===== Provided records =====

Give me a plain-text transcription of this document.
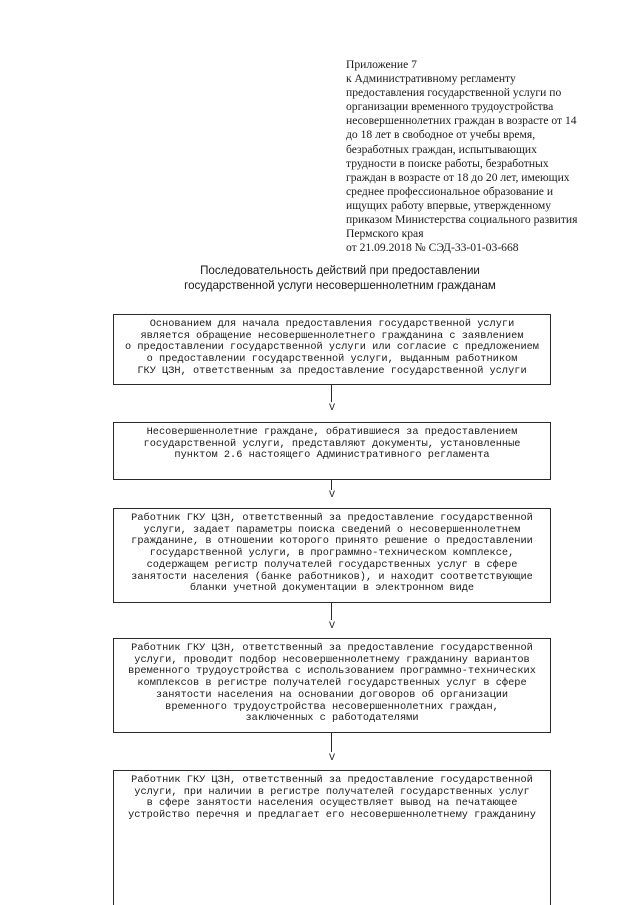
Приложение 7
к Административному регламенту
предоставления государственной услуги по
организации временного трудоустройства
несовершеннолетних граждан в возрасте от 14
до 18 лет в свободное от учебы время,
безработных граждан, испытывающих
трудности в поиске работы, безработных
граждан в возрасте от 18 до 20 лет, имеющих
среднее профессиональное образование и
ищущих работу впервые, утвержденному
приказом Министерства социального развития
Пермского края
от 21.09.2018 № СЭД-33-01-03-668
Последовательность действий при предоставлении
государственной услуги несовершеннолетним гражданам
Основанием для начала предоставления государственной услуги
является обращение несовершеннолетнего гражданина с заявлением
о предоставлении государственной услуги или согласие с предложением
о предоставлении государственной услуги, выданным работником
ГКУ ЦЗН, ответственным за предоставление государственной услуги
V
Несовершеннолетние граждане, обратившиеся за предоставлением
государственной услуги, представляют документы, установленные
пунктом 2.6 настоящего Административного регламента
V
Работник ГКУ ЦЗН, ответственный за предоставление государственной
услуги, задает параметры поиска сведений о несовершеннолетнем
гражданине, в отношении которого принято решение о предоставлении
государственной услуги, в программно-техническом комплексе,
содержащем регистр получателей государственных услуг в сфере
занятости населения (банке работников), и находит соответствующие
бланки учетной документации в электронном виде
V
Работник ГКУ ЦЗН, ответственный за предоставление государственной
услуги, проводит подбор несовершеннолетнему гражданину вариантов
временного трудоустройства с использованием программно-технических
комплексов в регистре получателей государственных услуг в сфере
занятости населения на основании договоров об организации
временного трудоустройства несовершеннолетних граждан,
заключенных с работодателями
V
Работник ГКУ ЦЗН, ответственный за предоставление государственной
услуги, при наличии в регистре получателей государственных услуг
в сфере занятости населения осуществляет вывод на печатающее
устройство перечня и предлагает его несовершеннолетнему гражданину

=====

• Work required: Gather each line holding the string "предоставления".

• Exercise solution:
предоставления государственной услуги по
Основанием для начала предоставления государственной услуги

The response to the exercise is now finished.